[Opening GIVEN PASSAGE section]

Thursday, March 13, 2014

Healthy, relatively wealthy, and hit by ACA rate hikes

Past and forthcoming posts of mine have looked (and will look) at the situations of several people who do not qualify for ACA subsidies but were still satisfied with the coverage they obtained for 2014.  That is because they all either had pre-existing conditions or were in a household where someone else had one -- as do a very large percentage of Americans, particularly those over forty in households larger than one person. As for the young, the overwhelming majority of them are subsidy-eligible.

At the same time, of the 12-18 million people who bought insurance in the individual market in 2013, nearly half were not eligible for subsidies, according to the Urban Institute. Of the substantial percentage of them who were not punished for a pre-existing condition in the pre-ACA market, many will pay more for coverage in 2014 than they did last year (click here for more statistical detail on these fronts).  Some will get better coverage for the extra money, but some won't, and some will get coverage they would not buy if they did not have to.

In recent days I've heard from two of them, neither unsympathetic to the ACA (yes, my readership is skewed that way).  Sam, living in New Hampshire, was hit hard by a premium increase this year.  If the timing of certain life events had been somewhat different, however, he might have benefited directly from the law's enactment. His initial note indicates somewhat unusual circumstances:

My wife's and my Blue Cross policy more than doubled...from $511/m to $1300/m.. However, we had a huge deductible ($11k individual, $22k family) and no maternity coverage. We were able to get a cheaper plan from Blue Cross through the exchange, $1100/m. We are well above the level for subsidies. Am I unhappy to be paying so much more? Yes. Do I still support ACA? Absolutely.
A premium at that level suggests an older couple -- yet maternity coverage seems not to have been entirely irrelevant.  How is that?  Sam explained in followup:
I turn 60 at the end of the month... My wife's in her mid-40s, and we have a three year old.  When we first moved to NH three years ago (from NYC - now that was expensive single payer) Blue Cross turned my wife down because of a prior condition.  What prior condition?  We used IVF to conceive our child.  This, despite the fact that we were buying insurance that did not include a maternity plan.  They accepted her a year later, which was the plan that was cancelled under the new ACA guidelines.

In that gap year, Sam's wife was able to stay covered via COBRA.  Once Blue Cross took her on, Sam writes, "The cost of the coverage would have just about doubled to about where it is now under ACA." His takeaway:
Would I like to have my old coverage back?  Absolutely.  I like saving a $500/m.  But I also understand that the major problem with American healthcare is that it tends to work only for the wealthy and healthy, a bill my wife and I fit fairly well.  Our, and others like us, not paying for maternity care, just makes it that much more expensive for people who do, and that somewhat defeats the purpose of insurance, especially if you think, as my wife and I do, that insurance should be available to all.  As for cutting maternity care off at a certain age bracket, my own take is that this country already does far too much for its older citizens, and not nearly enough for youngest, so I wouldn't approve of another benefit at all, regardless of how much it helps me.

[Closing GIVEN PASSAGE section]
[Opening DATA section]

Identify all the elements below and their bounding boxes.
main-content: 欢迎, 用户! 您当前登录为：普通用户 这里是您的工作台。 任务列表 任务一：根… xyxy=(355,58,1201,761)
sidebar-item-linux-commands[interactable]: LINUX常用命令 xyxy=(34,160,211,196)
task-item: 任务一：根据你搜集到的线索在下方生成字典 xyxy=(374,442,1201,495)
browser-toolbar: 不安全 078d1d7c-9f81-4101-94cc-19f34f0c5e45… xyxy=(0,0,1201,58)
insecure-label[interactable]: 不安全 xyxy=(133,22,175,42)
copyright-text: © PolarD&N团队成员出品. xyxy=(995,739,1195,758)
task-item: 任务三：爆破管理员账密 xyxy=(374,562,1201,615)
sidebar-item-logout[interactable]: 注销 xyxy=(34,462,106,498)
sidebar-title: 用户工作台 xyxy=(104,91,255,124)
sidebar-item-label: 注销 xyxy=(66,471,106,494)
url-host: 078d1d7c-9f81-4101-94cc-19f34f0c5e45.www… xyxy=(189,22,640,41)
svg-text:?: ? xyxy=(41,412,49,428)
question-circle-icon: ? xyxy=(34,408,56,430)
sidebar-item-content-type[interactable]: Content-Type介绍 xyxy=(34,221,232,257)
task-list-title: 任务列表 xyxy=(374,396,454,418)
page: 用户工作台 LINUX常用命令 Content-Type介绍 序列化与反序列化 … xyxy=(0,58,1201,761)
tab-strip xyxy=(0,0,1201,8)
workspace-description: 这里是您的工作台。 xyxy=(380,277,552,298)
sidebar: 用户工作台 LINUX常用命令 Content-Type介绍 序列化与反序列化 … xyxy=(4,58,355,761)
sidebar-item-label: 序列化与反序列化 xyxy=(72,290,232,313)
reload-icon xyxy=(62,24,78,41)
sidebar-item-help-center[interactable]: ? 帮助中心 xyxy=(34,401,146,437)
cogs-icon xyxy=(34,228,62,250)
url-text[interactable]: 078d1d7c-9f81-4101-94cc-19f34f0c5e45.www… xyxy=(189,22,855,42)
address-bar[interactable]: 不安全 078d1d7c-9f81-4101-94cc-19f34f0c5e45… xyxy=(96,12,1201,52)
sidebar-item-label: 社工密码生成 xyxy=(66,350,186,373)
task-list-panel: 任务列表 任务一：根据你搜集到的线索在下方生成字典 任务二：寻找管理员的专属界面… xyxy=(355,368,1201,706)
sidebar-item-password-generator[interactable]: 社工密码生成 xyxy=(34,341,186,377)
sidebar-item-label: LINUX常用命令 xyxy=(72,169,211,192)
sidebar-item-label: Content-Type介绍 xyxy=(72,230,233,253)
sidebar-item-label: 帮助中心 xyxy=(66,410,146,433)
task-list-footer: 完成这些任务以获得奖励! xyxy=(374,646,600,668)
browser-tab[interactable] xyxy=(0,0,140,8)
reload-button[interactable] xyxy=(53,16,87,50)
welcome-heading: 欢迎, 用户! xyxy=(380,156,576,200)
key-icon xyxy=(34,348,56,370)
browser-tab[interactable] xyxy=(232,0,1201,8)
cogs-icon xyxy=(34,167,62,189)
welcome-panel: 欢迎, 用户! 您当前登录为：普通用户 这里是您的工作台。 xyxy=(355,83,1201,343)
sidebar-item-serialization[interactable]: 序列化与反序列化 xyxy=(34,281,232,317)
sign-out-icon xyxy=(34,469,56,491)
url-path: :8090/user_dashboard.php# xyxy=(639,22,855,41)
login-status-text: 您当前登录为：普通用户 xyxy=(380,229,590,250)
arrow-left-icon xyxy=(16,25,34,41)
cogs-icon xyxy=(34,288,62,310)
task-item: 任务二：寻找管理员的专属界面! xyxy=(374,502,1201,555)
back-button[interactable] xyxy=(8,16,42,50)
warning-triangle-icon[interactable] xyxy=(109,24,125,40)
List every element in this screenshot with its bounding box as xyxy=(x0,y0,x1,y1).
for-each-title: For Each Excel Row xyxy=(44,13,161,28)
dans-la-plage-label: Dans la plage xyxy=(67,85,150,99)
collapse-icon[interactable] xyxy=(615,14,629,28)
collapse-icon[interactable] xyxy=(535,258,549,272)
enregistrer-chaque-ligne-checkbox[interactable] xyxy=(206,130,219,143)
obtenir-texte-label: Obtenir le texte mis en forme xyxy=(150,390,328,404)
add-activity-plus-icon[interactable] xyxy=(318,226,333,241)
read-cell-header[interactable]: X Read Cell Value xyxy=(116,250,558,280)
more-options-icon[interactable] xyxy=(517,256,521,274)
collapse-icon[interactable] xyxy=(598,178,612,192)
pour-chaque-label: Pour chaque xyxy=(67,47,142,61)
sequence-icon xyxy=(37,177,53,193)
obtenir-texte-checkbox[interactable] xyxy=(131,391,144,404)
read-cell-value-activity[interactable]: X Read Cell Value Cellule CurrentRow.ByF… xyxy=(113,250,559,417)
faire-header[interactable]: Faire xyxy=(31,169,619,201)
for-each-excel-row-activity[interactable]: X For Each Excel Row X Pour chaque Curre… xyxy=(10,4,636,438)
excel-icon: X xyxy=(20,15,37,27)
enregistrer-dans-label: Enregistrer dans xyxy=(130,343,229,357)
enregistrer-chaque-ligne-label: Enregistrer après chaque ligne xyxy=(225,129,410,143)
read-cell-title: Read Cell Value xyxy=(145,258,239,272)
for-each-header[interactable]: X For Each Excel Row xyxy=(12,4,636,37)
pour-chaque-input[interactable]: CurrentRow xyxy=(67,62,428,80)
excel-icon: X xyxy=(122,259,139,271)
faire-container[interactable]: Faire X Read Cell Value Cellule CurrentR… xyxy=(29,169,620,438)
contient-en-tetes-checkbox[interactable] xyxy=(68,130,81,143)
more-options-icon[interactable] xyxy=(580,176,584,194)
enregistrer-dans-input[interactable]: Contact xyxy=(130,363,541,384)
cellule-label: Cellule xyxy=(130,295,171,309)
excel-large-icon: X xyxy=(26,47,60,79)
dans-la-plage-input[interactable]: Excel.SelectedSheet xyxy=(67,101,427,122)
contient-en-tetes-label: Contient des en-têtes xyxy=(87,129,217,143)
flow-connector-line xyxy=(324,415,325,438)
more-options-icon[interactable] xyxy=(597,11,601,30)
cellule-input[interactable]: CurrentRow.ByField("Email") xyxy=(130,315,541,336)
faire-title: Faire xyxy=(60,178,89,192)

[Closing DATA section]

> [TASK REQUIREMENTS]
1. Copy the part of the ACA rate hikes post word for word, starting at "Healthy, relatively wealthy, and" and ending at "them are subsidy-eligible.".
2. Using the ACA rate hikes post, decide whether each statement agrees with it. Answer yes or no, and quote the words that decide it.
(a) Sam's Blue Cross policy went from $511 a month to $1300 a month.
(b) Sam and his wife qualify for subsidies.
(c) Blue Cross accepted Sam's wife as soon as the couple moved to New Hampshire.
3. Pick up the ACA rate hikes post after its last sentence and keep writing it.

> [ANSWER LIST]
1.
Healthy, relatively wealthy, and hit by ACA rate hikes

Past and forthcoming posts of mine have looked (and will look) at the situations of several people who do not qualify for ACA subsidies but were still satisfied with the coverage they obtained for 2014.  That is because they all either had pre-existing conditions or were in a household where someone else had one -- as do a very large percentage of Americans, particularly those over forty in households larger than one person. As for the young, the overwhelming majority of them are subsidy-eligible.

2.
(a) Yes: "from $511/m to $1300/m"
(b) No: "We are well above the level for subsidies."
(c) No: "Blue Cross turned my wife down because of a prior condition"

3.
I might also add that one of the children from my first marriage, who was 20 at the time, was also denied coverage at the same time as my wife because of medication she was taking.  This was not a problem, as I was able to buy coverage for her through the college she was attending at the time, but it does mean I am sensitized to some of the benefits of the law, even if they don't particularly impact me directly.
In fact, college plans are generally more expensive than ACA plans for college-aged adults, particularly for the subsidy-eligible. Sam is apparently affluent enough to be more generous-minded than many might feel they can afford to be. But the twists and turns in his coverage history illustrate the tradeoffs in any attempt to spread risk and costs more equitably given the ACA's own pre-existing condition: the uniquely and unsustainably high prices charged by American healthcare providers.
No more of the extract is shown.